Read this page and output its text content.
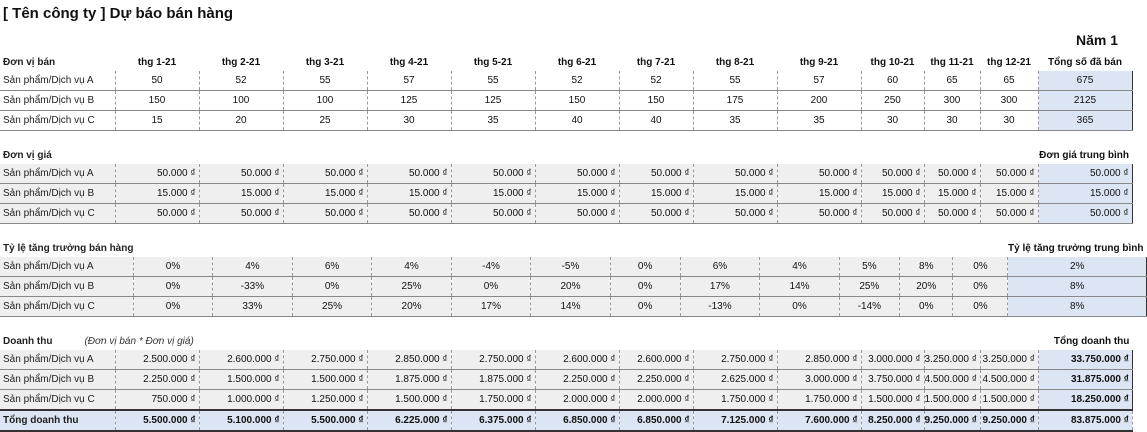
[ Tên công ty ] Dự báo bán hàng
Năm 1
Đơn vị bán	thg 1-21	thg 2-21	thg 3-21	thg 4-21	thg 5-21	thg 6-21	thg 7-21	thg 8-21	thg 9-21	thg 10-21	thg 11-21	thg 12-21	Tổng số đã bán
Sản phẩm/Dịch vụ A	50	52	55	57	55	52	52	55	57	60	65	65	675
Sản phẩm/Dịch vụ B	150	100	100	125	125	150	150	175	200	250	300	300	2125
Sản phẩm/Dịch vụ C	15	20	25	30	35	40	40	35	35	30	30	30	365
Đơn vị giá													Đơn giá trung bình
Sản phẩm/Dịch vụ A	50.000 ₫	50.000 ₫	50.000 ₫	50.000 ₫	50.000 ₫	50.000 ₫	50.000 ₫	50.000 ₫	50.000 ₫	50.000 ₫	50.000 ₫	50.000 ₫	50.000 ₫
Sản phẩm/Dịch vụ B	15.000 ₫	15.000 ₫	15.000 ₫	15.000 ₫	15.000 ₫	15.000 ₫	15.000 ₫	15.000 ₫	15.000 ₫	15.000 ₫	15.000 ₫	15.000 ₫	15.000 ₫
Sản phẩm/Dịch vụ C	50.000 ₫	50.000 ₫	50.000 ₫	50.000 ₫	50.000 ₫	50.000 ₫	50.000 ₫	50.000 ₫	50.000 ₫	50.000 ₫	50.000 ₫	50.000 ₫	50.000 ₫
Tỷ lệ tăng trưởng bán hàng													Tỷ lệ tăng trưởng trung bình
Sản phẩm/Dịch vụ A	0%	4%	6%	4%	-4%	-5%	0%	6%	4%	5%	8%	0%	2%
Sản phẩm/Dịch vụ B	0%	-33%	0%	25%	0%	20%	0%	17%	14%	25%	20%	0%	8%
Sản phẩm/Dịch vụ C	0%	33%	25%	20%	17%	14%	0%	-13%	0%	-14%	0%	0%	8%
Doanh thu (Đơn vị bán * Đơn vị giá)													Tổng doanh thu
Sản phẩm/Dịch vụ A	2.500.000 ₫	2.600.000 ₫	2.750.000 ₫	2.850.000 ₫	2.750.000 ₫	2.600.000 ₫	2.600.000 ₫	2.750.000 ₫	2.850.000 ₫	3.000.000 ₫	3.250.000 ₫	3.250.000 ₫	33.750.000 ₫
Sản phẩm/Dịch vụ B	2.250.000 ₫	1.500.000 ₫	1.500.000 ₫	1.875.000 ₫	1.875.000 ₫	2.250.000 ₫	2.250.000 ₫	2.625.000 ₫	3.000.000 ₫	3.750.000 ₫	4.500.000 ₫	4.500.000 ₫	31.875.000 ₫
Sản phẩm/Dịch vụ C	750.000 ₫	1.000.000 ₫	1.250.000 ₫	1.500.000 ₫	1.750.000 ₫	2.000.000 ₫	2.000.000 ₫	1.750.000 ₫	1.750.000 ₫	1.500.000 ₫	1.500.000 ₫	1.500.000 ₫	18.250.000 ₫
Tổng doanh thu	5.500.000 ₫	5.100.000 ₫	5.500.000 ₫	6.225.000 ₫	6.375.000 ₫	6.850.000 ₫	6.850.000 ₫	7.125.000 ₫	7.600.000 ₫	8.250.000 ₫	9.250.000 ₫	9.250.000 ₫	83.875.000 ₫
———
## What needs to be done
Without the pictures, repeat the listing above exactly.

## Completed exercise
Read this page and output its text content.
[ Tên công ty ] Dự báo bán hàng
Năm 1
Đơn vị bán	thg 1-21	thg 2-21	thg 3-21	thg 4-21	thg 5-21	thg 6-21	thg 7-21	thg 8-21	thg 9-21	thg 10-21	thg 11-21	thg 12-21	Tổng số đã bán
Sản phẩm/Dịch vụ A	50	52	55	57	55	52	52	55	57	60	65	65	675
Sản phẩm/Dịch vụ B	150	100	100	125	125	150	150	175	200	250	300	300	2125
Sản phẩm/Dịch vụ C	15	20	25	30	35	40	40	35	35	30	30	30	365
Đơn vị giá													Đơn giá trung bình
Sản phẩm/Dịch vụ A	50.000 ₫	50.000 ₫	50.000 ₫	50.000 ₫	50.000 ₫	50.000 ₫	50.000 ₫	50.000 ₫	50.000 ₫	50.000 ₫	50.000 ₫	50.000 ₫	50.000 ₫
Sản phẩm/Dịch vụ B	15.000 ₫	15.000 ₫	15.000 ₫	15.000 ₫	15.000 ₫	15.000 ₫	15.000 ₫	15.000 ₫	15.000 ₫	15.000 ₫	15.000 ₫	15.000 ₫	15.000 ₫
Sản phẩm/Dịch vụ C	50.000 ₫	50.000 ₫	50.000 ₫	50.000 ₫	50.000 ₫	50.000 ₫	50.000 ₫	50.000 ₫	50.000 ₫	50.000 ₫	50.000 ₫	50.000 ₫	50.000 ₫
Tỷ lệ tăng trưởng bán hàng													Tỷ lệ tăng trưởng trung bình
Sản phẩm/Dịch vụ A	0%	4%	6%	4%	-4%	-5%	0%	6%	4%	5%	8%	0%	2%
Sản phẩm/Dịch vụ B	0%	-33%	0%	25%	0%	20%	0%	17%	14%	25%	20%	0%	8%
Sản phẩm/Dịch vụ C	0%	33%	25%	20%	17%	14%	0%	-13%	0%	-14%	0%	0%	8%
Doanh thu (Đơn vị bán * Đơn vị giá)													Tổng doanh thu
Sản phẩm/Dịch vụ A	2.500.000 ₫	2.600.000 ₫	2.750.000 ₫	2.850.000 ₫	2.750.000 ₫	2.600.000 ₫	2.600.000 ₫	2.750.000 ₫	2.850.000 ₫	3.000.000 ₫	3.250.000 ₫	3.250.000 ₫	33.750.000 ₫
Sản phẩm/Dịch vụ B	2.250.000 ₫	1.500.000 ₫	1.500.000 ₫	1.875.000 ₫	1.875.000 ₫	2.250.000 ₫	2.250.000 ₫	2.625.000 ₫	3.000.000 ₫	3.750.000 ₫	4.500.000 ₫	4.500.000 ₫	31.875.000 ₫
Sản phẩm/Dịch vụ C	750.000 ₫	1.000.000 ₫	1.250.000 ₫	1.500.000 ₫	1.750.000 ₫	2.000.000 ₫	2.000.000 ₫	1.750.000 ₫	1.750.000 ₫	1.500.000 ₫	1.500.000 ₫	1.500.000 ₫	18.250.000 ₫
Tổng doanh thu	5.500.000 ₫	5.100.000 ₫	5.500.000 ₫	6.225.000 ₫	6.375.000 ₫	6.850.000 ₫	6.850.000 ₫	7.125.000 ₫	7.600.000 ₫	8.250.000 ₫	9.250.000 ₫	9.250.000 ₫	83.875.000 ₫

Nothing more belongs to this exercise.